WHAT THE EXERCISE ASKS
How many of the lines contain the string "lifeExp"? Give the number, with no other words.
-- Start of PROVIDED RECORDS --
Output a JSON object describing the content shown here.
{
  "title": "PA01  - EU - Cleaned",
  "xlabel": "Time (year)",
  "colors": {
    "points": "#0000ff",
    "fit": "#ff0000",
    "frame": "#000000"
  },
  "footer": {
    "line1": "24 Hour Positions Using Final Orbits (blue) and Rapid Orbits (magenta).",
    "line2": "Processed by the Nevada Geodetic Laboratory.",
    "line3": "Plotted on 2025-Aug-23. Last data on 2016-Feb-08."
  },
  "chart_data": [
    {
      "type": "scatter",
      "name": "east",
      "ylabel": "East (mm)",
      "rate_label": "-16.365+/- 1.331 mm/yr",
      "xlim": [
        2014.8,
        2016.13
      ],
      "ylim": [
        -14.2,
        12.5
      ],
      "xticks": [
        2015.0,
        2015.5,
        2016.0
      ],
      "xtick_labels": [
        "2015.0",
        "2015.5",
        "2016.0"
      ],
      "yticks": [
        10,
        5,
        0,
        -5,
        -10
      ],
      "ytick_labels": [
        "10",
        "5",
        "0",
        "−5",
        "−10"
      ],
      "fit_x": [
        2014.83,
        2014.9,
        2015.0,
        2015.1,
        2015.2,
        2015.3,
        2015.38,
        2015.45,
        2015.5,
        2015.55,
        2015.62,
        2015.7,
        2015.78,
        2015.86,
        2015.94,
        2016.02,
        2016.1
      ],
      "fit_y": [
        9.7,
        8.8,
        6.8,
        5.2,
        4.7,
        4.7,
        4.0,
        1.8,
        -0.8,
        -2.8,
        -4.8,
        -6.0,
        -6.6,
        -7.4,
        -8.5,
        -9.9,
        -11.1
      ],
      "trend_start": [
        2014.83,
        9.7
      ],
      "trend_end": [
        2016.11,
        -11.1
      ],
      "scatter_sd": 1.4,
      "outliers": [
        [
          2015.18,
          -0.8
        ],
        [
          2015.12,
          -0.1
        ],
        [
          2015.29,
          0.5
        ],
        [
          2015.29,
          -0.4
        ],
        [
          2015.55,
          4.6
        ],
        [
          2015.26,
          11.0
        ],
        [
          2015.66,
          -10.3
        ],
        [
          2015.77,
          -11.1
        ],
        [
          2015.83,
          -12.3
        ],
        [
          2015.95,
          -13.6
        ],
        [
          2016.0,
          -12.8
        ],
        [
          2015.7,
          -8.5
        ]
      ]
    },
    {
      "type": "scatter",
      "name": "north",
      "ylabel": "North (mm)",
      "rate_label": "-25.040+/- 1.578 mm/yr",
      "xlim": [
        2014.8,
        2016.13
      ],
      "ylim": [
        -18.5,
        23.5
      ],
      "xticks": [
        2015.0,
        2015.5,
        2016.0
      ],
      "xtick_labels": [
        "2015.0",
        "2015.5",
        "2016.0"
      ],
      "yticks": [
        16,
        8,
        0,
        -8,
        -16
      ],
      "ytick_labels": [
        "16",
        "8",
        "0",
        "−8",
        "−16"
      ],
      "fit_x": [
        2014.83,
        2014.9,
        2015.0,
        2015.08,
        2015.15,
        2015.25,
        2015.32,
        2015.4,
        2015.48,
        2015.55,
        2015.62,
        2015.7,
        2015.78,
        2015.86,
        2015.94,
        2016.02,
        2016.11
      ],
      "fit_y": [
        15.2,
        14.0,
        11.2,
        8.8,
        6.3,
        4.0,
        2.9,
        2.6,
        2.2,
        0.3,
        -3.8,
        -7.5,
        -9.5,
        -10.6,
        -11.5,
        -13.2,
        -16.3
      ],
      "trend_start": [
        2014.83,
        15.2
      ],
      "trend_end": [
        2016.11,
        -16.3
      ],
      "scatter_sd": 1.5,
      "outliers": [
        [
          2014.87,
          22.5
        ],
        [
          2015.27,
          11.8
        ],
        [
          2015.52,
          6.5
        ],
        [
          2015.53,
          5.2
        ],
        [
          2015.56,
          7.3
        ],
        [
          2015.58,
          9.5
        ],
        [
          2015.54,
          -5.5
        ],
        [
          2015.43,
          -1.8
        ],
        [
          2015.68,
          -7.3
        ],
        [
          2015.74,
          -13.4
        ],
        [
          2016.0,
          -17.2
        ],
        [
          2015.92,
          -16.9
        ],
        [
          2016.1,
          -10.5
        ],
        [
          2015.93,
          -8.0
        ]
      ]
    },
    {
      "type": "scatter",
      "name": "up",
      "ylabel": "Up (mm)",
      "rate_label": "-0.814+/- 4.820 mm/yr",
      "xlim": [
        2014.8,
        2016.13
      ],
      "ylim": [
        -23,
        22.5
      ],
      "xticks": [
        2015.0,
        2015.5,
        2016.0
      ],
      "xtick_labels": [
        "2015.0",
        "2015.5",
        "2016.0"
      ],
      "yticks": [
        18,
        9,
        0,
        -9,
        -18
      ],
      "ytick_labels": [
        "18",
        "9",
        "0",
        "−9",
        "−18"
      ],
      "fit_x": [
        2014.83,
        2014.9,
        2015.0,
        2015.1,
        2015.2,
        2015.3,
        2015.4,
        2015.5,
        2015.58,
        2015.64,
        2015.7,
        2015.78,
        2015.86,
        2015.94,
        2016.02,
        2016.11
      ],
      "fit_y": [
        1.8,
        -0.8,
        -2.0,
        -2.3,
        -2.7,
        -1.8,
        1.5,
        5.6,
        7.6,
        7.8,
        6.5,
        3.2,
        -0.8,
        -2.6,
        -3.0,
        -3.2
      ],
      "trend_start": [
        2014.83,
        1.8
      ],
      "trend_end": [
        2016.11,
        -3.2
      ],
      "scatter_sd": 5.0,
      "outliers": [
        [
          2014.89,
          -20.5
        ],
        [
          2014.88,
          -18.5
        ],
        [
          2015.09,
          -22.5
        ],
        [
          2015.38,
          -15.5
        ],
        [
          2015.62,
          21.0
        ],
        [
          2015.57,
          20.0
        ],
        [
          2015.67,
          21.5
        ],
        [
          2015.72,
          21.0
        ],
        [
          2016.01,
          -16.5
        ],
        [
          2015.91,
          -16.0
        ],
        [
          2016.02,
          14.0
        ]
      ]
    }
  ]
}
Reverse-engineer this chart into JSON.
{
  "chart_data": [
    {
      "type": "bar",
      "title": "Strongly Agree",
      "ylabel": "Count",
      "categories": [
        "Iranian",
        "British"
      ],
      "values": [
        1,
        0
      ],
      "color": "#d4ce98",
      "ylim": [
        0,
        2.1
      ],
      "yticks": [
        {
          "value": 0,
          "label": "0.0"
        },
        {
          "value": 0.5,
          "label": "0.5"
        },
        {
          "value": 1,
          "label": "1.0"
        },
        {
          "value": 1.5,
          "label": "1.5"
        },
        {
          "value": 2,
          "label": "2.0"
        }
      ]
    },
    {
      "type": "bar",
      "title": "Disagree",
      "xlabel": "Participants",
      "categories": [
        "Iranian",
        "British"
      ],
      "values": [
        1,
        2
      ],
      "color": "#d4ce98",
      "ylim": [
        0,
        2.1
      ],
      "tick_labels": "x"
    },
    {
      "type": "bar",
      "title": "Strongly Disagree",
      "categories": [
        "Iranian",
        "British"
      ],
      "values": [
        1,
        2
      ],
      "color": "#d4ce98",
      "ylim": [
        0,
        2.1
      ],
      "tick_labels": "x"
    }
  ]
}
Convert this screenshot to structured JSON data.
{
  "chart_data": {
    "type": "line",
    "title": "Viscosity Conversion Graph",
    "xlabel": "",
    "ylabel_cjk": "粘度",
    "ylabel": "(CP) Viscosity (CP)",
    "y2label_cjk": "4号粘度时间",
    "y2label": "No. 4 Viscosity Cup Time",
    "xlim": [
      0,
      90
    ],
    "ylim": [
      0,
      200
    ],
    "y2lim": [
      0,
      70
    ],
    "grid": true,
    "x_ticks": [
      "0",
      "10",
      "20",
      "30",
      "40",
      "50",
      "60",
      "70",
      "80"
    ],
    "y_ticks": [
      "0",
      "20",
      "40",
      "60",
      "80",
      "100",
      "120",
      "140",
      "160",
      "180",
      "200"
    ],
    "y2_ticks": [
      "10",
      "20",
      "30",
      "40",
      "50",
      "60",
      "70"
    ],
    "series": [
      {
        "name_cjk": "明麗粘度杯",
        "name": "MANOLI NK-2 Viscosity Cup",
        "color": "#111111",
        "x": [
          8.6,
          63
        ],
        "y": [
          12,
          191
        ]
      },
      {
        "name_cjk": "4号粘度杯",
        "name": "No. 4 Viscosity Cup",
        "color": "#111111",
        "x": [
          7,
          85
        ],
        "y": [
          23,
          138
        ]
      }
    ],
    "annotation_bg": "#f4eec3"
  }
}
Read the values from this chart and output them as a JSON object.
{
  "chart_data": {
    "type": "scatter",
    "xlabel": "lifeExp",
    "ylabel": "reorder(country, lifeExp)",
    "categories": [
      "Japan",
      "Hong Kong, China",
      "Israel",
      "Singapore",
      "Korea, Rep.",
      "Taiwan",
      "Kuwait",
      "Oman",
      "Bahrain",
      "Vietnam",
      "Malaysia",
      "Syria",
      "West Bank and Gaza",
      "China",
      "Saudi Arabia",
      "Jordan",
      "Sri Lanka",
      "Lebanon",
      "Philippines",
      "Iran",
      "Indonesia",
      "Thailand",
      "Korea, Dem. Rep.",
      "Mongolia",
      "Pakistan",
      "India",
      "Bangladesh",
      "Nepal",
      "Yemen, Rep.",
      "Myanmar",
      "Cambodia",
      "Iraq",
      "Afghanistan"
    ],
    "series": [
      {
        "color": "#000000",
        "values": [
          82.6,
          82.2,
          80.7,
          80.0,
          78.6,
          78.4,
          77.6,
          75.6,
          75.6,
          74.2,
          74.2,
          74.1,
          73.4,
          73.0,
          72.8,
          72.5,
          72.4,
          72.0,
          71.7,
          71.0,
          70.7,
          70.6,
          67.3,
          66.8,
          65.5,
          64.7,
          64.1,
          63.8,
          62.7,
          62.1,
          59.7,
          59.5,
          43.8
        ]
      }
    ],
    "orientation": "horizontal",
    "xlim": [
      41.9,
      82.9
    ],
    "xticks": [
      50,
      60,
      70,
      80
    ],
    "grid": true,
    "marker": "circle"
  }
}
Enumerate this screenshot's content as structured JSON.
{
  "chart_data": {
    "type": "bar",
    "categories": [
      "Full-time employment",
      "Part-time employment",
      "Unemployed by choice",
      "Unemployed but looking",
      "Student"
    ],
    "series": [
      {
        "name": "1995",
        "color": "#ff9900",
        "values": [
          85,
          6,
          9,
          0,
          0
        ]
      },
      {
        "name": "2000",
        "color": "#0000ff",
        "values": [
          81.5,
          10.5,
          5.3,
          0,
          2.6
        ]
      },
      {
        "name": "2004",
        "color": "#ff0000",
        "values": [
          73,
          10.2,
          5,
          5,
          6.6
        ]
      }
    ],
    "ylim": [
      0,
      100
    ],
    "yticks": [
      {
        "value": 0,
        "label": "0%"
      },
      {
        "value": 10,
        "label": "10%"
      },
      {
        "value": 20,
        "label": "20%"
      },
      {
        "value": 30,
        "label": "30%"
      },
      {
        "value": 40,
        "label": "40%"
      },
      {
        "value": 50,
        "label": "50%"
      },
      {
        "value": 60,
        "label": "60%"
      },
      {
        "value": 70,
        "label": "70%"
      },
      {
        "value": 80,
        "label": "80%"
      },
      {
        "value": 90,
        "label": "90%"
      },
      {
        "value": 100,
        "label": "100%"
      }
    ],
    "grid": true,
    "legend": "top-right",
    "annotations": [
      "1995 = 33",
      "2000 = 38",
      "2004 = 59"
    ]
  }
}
-- End of PROVIDED RECORDS --
SOLUTION FOR THIS TASK
2